Selected extract —
There is a lot of talk right now about AI.
Every franchisor, multi-location brand, and business owner is hearing some version of the same thing:
“You should be using AI.”
But that is not the real question.
The real question is:
Where should AI start?
Because AI can help in a lot of places. It can help with reporting, marketing, customer support, operations, finance, admin work, and many other parts of the business.
But if you start in the wrong place, it becomes just another tool, another experiment, or another project that does not really move the business forward.
That is why I like starting with a simple audit.
Not a technical audit.
Not a complicated AI strategy session.
Just a practical business audit that helps you see where manual work, slow reporting, repeated tasks, and inconsistent execution are costing you time and money.
I call this the AI Cost-Saving Audit.
It is built for franchisors, multi-location brands, and location-based businesses.
The goal is simple:
Find the first few areas where AI can actually help reduce cost, save time, and improve execution across locations.
How the Audit Works
The audit looks at five business areas:
- Reporting & Visibility
- Marketing & Local Execution
- Operations & Admin
- Finance & Control
- Cross-Location Consistency
Each area has five questions.

For each question, you score your business from 0 to 2.
0 means this is not an issue.
1 means this is sometimes an issue.
2 means this is a clear issue.
Each section gives you a score out of 10.
The scoring guide is simple:
0 to 3 means it is probably not urgent.
4 to 6 means it is worth reviewing.
7 to 10 means there may be a strong AI opportunity.
The important part is to answer honestly.
Do not answer based on how you want your business to work.
Answer based on how your business works today.
If reporting is still manual, mark it.
If your team is chasing locations for updates, mark it.
If your marketing team is still manually adapting everything for each location, mark it.
This audit only works if you are honest about where the friction is.
Area 1: Reporting & Visibility
The first area is reporting and visibility.
For many franchise and multi-location businesses, this is one of the biggest hidden problems.
On paper, the business may have systems.
There may be a POS system, CRM, marketing tools, spreadsheets, review platforms, finance reports, and dashboards.
But when HQ needs a clear view across all locations, someone still has to pull data from different places and stitch it together.

So ask yourself:
Are managers or HQ still pulling reports manually from multiple systems?
Does it take more than one day to get a usable roll-up view across locations?
Are location issues usually spotted only after the damage is already visible in the results?
Do different teams use different versions of the same numbers?
Is benchmarking locations still more manual than it should be?
This is where AI can be very useful.
For example, if your team is spending hours every week pulling reports, cleaning spreadsheets, and summarizing what happened across locations, there may be an AI opportunity.
AI could help create reporting summaries, flag exceptions, show which locations need attention, or help leadership get a faster view of what is happening.
The goal is not always to replace your dashboard.

Listing —
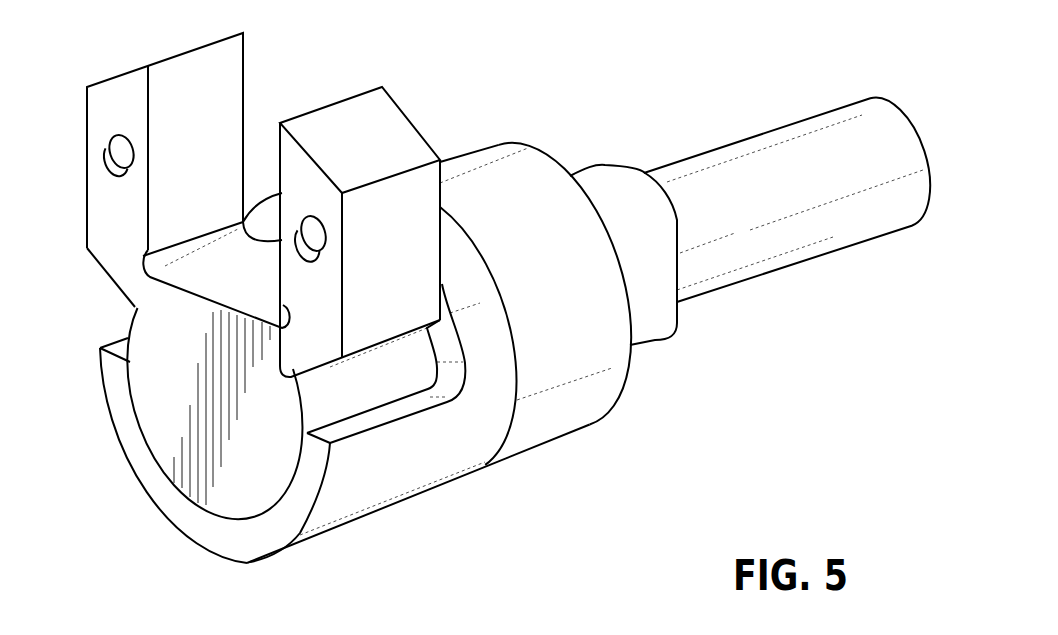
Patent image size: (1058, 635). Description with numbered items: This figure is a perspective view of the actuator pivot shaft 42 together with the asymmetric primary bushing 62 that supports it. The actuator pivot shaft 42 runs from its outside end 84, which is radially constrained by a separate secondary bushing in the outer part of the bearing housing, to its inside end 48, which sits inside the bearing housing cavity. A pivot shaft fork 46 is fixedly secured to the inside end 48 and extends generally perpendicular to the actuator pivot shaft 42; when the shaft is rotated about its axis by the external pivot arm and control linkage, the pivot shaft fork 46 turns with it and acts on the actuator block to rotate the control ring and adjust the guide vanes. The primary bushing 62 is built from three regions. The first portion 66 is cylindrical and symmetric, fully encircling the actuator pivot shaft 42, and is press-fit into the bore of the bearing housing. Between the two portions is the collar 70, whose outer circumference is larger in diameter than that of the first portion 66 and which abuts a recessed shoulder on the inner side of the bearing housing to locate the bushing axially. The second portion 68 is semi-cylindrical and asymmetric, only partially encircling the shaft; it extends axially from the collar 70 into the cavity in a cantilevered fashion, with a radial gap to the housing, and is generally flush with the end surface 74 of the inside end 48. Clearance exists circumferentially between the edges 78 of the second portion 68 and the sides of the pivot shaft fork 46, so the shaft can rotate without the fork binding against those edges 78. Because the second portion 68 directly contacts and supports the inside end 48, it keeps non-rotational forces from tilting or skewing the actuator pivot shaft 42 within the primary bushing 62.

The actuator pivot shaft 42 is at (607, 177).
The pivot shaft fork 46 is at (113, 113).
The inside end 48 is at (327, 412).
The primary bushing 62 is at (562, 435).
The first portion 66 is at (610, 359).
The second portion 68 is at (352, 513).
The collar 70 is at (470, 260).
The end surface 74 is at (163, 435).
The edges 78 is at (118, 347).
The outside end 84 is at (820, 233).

---

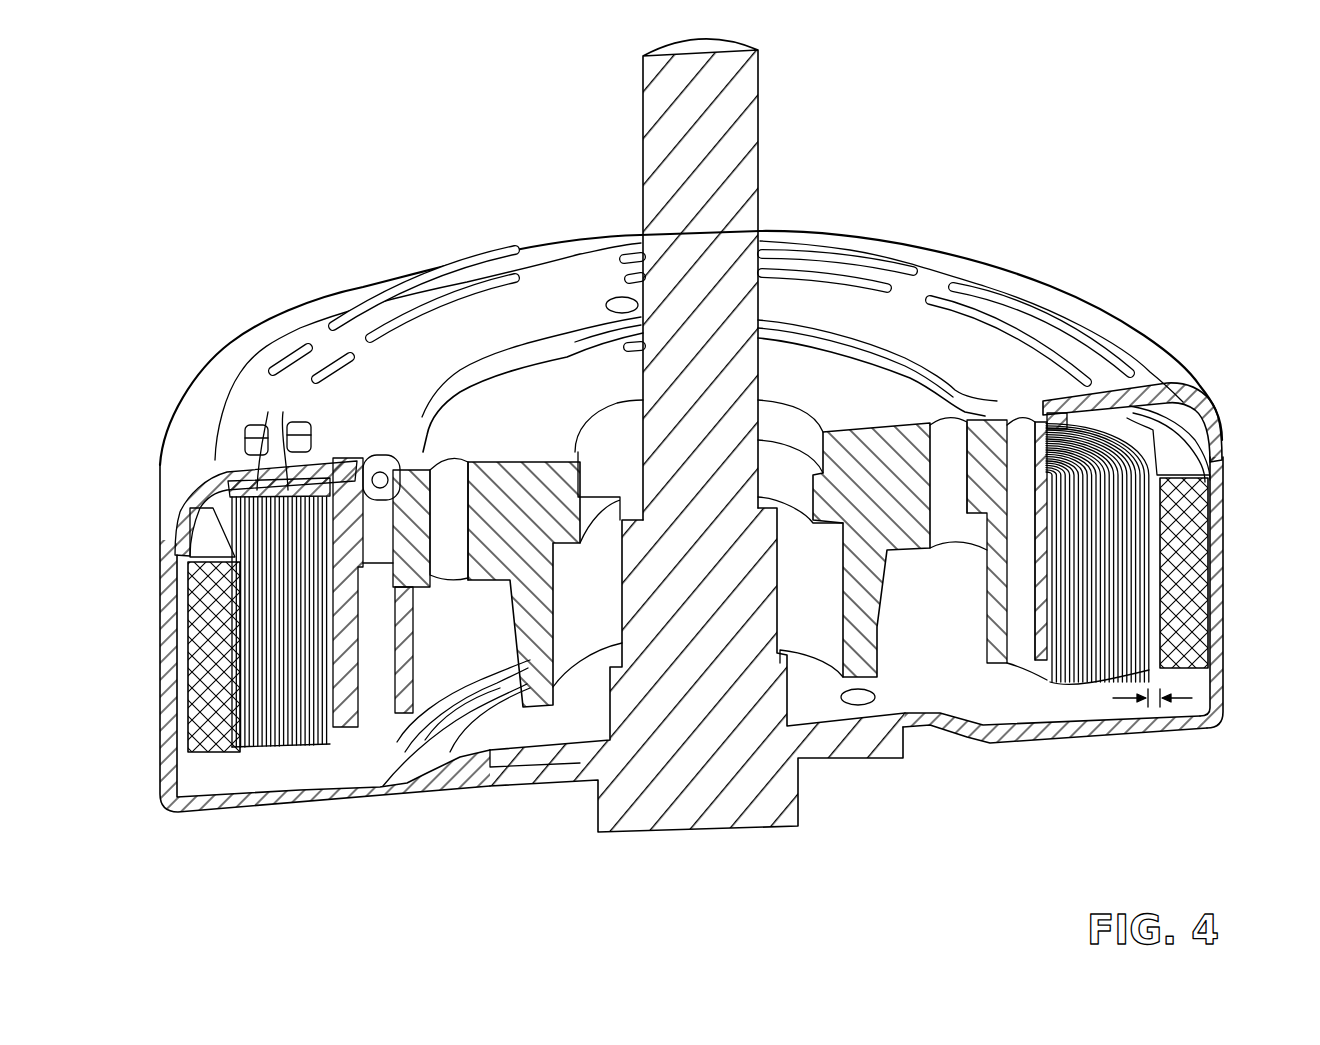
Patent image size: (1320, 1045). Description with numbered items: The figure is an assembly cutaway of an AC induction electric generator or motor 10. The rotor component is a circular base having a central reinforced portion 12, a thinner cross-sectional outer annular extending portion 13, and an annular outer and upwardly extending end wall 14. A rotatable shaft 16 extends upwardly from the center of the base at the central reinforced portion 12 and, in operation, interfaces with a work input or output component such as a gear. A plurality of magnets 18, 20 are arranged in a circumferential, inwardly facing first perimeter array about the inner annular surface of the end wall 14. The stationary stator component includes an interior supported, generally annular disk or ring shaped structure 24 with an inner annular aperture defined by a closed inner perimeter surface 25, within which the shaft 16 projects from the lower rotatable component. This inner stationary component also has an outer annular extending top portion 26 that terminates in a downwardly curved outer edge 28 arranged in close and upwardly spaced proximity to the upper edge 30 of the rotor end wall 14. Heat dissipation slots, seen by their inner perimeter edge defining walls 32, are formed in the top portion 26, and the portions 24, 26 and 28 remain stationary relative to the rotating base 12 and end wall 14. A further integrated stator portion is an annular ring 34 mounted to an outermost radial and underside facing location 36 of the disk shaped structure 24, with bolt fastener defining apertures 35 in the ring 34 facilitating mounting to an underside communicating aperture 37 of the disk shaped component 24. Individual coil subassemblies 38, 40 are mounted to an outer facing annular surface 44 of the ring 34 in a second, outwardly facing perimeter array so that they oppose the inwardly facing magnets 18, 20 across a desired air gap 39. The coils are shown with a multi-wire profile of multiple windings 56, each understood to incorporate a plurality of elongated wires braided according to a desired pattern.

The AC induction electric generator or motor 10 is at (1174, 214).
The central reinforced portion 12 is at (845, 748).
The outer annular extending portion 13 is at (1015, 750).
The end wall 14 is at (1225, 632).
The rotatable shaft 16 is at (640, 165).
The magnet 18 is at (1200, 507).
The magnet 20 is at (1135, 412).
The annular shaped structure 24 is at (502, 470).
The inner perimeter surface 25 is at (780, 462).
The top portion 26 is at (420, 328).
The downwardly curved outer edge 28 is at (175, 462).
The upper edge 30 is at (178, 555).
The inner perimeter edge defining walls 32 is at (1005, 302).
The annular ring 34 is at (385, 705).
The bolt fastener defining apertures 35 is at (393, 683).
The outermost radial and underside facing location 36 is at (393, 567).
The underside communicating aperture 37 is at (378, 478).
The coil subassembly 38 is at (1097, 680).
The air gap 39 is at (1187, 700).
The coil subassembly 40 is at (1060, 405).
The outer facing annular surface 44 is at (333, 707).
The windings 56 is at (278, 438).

Problems —
**1)** In the AI Cost-Saving Audit article, what does a section score of 7 to 10 indicate?
**2)** Reproduce the passage of the AI Cost-Saving Audit article starting at "But that is" and ending at "AI strategy session.".

Task results —
**1)** There may be a strong AI opportunity.

**2)**
But that is not the real question.
The real question is:
Where should AI start?
Because AI can help in a lot of places. It can help with reporting, marketing, customer support, operations, finance, admin work, and many other parts of the business.
But if you start in the wrong place, it becomes just another tool, another experiment, or another project that does not really move the business forward.
That is why I like starting with a simple audit.
Not a technical audit.
Not a complicated AI strategy session.